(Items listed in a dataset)
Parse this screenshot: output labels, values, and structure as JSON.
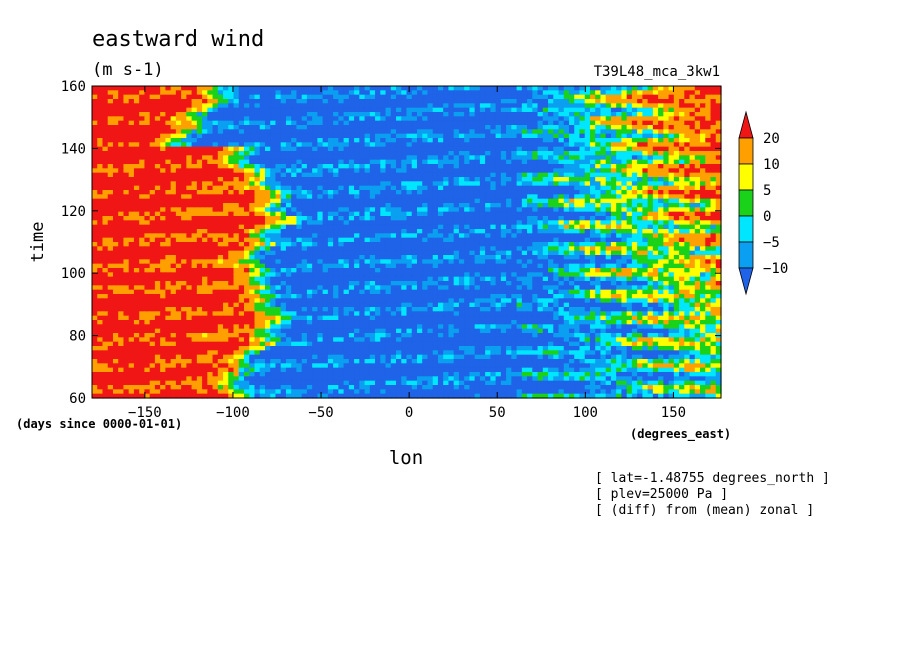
{
  "chart_data": {
    "type": "heatmap",
    "title": "eastward wind",
    "units": "(m s-1)",
    "run_label": "T39L48_mca_3kw1",
    "xlabel": "lon",
    "ylabel": "time",
    "x_units": "(degrees_east)",
    "y_units": "(days since 0000-01-01)",
    "xlim": [
      -180,
      177
    ],
    "ylim": [
      60,
      160
    ],
    "x_ticks": [
      -150,
      -100,
      -50,
      0,
      50,
      100,
      150
    ],
    "y_ticks": [
      60,
      80,
      100,
      120,
      140,
      160
    ],
    "color_levels": [
      -10,
      -5,
      0,
      5,
      10,
      20
    ],
    "color_bins": [
      {
        "range": "< -10",
        "color": "#1f63e8"
      },
      {
        "range": "-10 to -5",
        "color": "#0a9ff0"
      },
      {
        "range": "-5 to 0",
        "color": "#00e6ff"
      },
      {
        "range": "0 to 5",
        "color": "#19d219"
      },
      {
        "range": "5 to 10",
        "color": "#ffff00"
      },
      {
        "range": "10 to 20",
        "color": "#ffa000"
      },
      {
        "range": "> 20",
        "color": "#f01616"
      }
    ],
    "notes": [
      "[ lat=-1.48755 degrees_north ]",
      "[ plev=25000 Pa ]",
      "[ (diff) from (mean) zonal ]"
    ]
  }
}
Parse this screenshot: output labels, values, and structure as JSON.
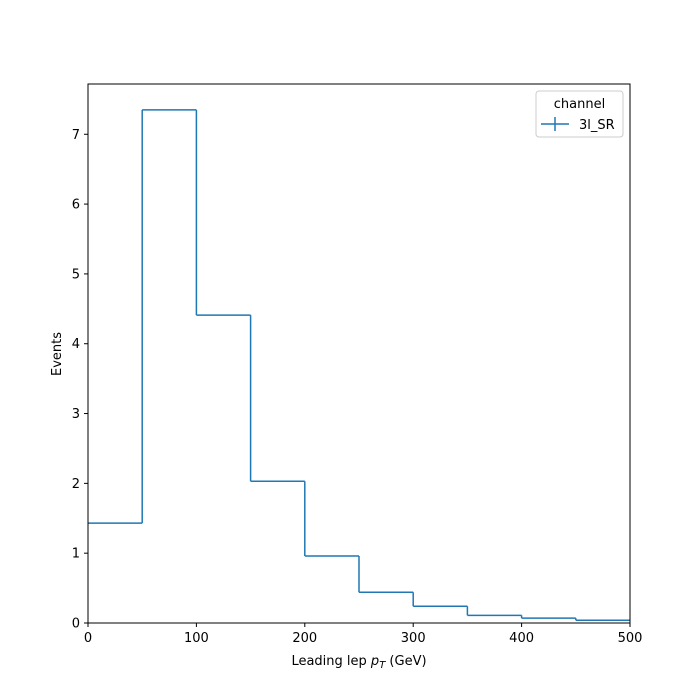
{
  "chart_data": {
    "type": "histogram-step",
    "title": "",
    "xlabel": {
      "prefix": "Leading lep ",
      "var": "p",
      "sub": "T",
      "suffix": " (GeV)"
    },
    "ylabel": "Events",
    "xlim": [
      0,
      500
    ],
    "ylim": [
      0,
      7.72
    ],
    "xticks": [
      0,
      100,
      200,
      300,
      400,
      500
    ],
    "yticks": [
      0,
      1,
      2,
      3,
      4,
      5,
      6,
      7
    ],
    "grid": false,
    "legend": {
      "title": "channel",
      "placement": "top-right",
      "entries": [
        {
          "label": "3l_SR",
          "color": "#1f77b4"
        }
      ]
    },
    "series": [
      {
        "name": "3l_SR",
        "color": "#1f77b4",
        "bin_edges": [
          0,
          50,
          100,
          150,
          200,
          250,
          300,
          350,
          400,
          450,
          500
        ],
        "values": [
          1.43,
          7.35,
          4.41,
          2.03,
          0.96,
          0.44,
          0.24,
          0.11,
          0.07,
          0.04
        ]
      }
    ]
  }
}
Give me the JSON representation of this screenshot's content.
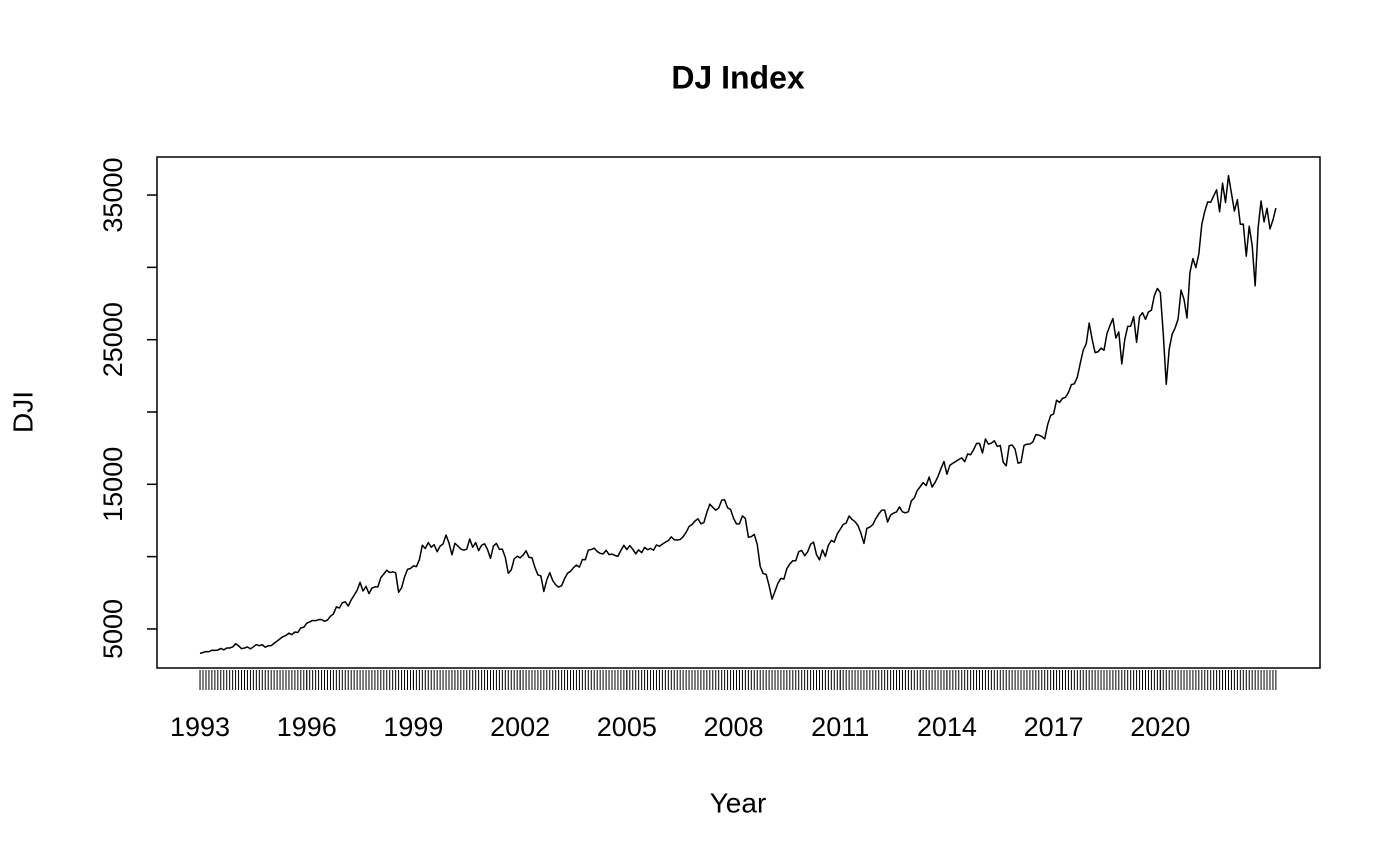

Work instructions: The material above holds pictures; copy everything else in it exactly.

Completed exercise:
Parse this screenshot: output labels, values, and structure as JSON.
{
  "chart_data": {
    "type": "heatmap",
    "title": "eastward wind",
    "units": "(m s-1)",
    "run_label": "T39L48_mca_3kw1",
    "xlabel": "lon",
    "ylabel": "time",
    "x_units": "(degrees_east)",
    "y_units": "(days since 0000-01-01)",
    "xlim": [
      -180,
      177
    ],
    "ylim": [
      60,
      160
    ],
    "x_ticks": [
      -150,
      -100,
      -50,
      0,
      50,
      100,
      150
    ],
    "y_ticks": [
      60,
      80,
      100,
      120,
      140,
      160
    ],
    "color_levels": [
      -10,
      -5,
      0,
      5,
      10,
      20
    ],
    "color_bins": [
      {
        "range": "< -10",
        "color": "#1f63e8"
      },
      {
        "range": "-10 to -5",
        "color": "#0a9ff0"
      },
      {
        "range": "-5 to 0",
        "color": "#00e6ff"
      },
      {
        "range": "0 to 5",
        "color": "#19d219"
      },
      {
        "range": "5 to 10",
        "color": "#ffff00"
      },
      {
        "range": "10 to 20",
        "color": "#ffa000"
      },
      {
        "range": "> 20",
        "color": "#f01616"
      }
    ],
    "notes": [
      "[ lat=-1.48755 degrees_north ]",
      "[ plev=25000 Pa ]",
      "[ (diff) from (mean) zonal ]"
    ]
  }
}
Parse this screenshot: output labels, values, and structure as JSON.
{
  "chart_data": {
    "type": "histogram-step",
    "title": "",
    "xlabel": {
      "prefix": "Leading lep ",
      "var": "p",
      "sub": "T",
      "suffix": " (GeV)"
    },
    "ylabel": "Events",
    "xlim": [
      0,
      500
    ],
    "ylim": [
      0,
      7.72
    ],
    "xticks": [
      0,
      100,
      200,
      300,
      400,
      500
    ],
    "yticks": [
      0,
      1,
      2,
      3,
      4,
      5,
      6,
      7
    ],
    "grid": false,
    "legend": {
      "title": "channel",
      "placement": "top-right",
      "entries": [
        {
          "label": "3l_SR",
          "color": "#1f77b4"
        }
      ]
    },
    "series": [
      {
        "name": "3l_SR",
        "color": "#1f77b4",
        "bin_edges": [
          0,
          50,
          100,
          150,
          200,
          250,
          300,
          350,
          400,
          450,
          500
        ],
        "values": [
          1.43,
          7.35,
          4.41,
          2.03,
          0.96,
          0.44,
          0.24,
          0.11,
          0.07,
          0.04
        ]
      }
    ]
  }
}
Give me the JSON representation of this screenshot's content.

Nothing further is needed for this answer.